═════ Dataset entries ═════
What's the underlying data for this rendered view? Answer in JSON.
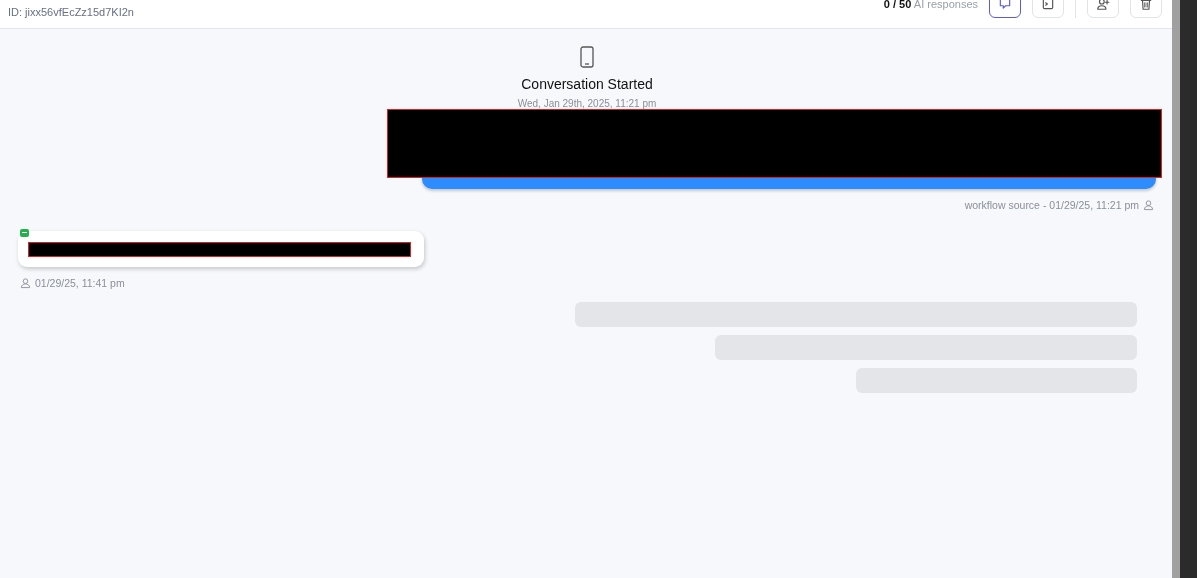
{
  "header": {
    "id_label": "ID: jixx56vfEcZz15d7KI2n",
    "usage": {
      "count": "0 / 50",
      "label": "AI responses"
    },
    "actions": [
      {
        "kind": "chat",
        "selected": true
      },
      {
        "kind": "terminal",
        "selected": false
      },
      {
        "kind": "add-user",
        "selected": false
      },
      {
        "kind": "trash",
        "selected": false
      }
    ]
  },
  "conversation_start": {
    "title": "Conversation Started",
    "time": "Wed, Jan 29th, 2025, 11:21 pm"
  },
  "messages": [
    {
      "kind": "outbound",
      "redacted": true,
      "meta": "workflow source - 01/29/25, 11:21 pm"
    },
    {
      "kind": "inbound",
      "redacted": true,
      "meta": "01/29/25, 11:41 pm"
    }
  ]
}
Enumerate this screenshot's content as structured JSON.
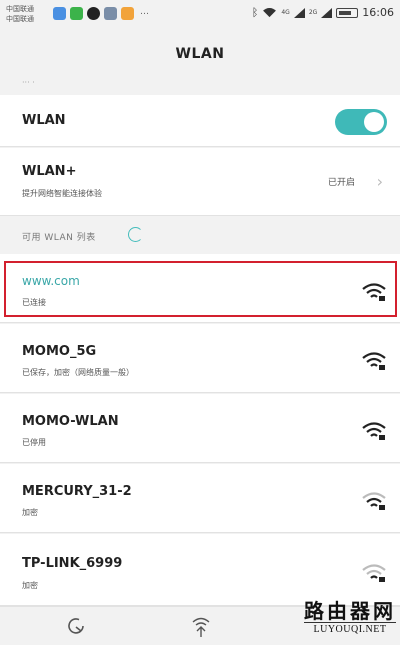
{
  "status_bar": {
    "carrier_1": "中国联通",
    "carrier_2": "中国联通",
    "network_4g": "4G",
    "network_2g": "2G",
    "time": "16:06"
  },
  "header": {
    "title": "WLAN"
  },
  "wlan_toggle": {
    "label": "WLAN",
    "on": true,
    "color": "#3fb9b8"
  },
  "wlan_plus": {
    "label": "WLAN+",
    "subtitle": "提升网络智能连接体验",
    "state": "已开启"
  },
  "available_section": {
    "label": "可用 WLAN 列表"
  },
  "networks": [
    {
      "ssid": "www.com",
      "status": "已连接",
      "icon": "wifi-locked-icon",
      "highlighted": true
    },
    {
      "ssid": "MOMO_5G",
      "status": "已保存，加密（网络质量一般）",
      "icon": "wifi-locked-icon"
    },
    {
      "ssid": "MOMO-WLAN",
      "status": "已停用",
      "icon": "wifi-locked-icon"
    },
    {
      "ssid": "MERCURY_31-2",
      "status": "加密",
      "icon": "wifi-locked-icon"
    },
    {
      "ssid": "TP-LINK_6999",
      "status": "加密",
      "icon": "wifi-locked-icon"
    }
  ],
  "bottom_bar": {
    "icons": [
      "refresh-icon",
      "wifi-direct-icon"
    ]
  },
  "watermark": {
    "cn": "路由器网",
    "en": "LUYOUQI.NET"
  },
  "colors": {
    "accent": "#3fb9b8",
    "highlight_border": "#d3202e"
  }
}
═════
## What you need to do
Search the preceding listing for the word "meta" and pull out every line that holds it.

## Final answer
      "meta": "workflow source - 01/29/25, 11:21 pm"
      "meta": "01/29/25, 11:41 pm"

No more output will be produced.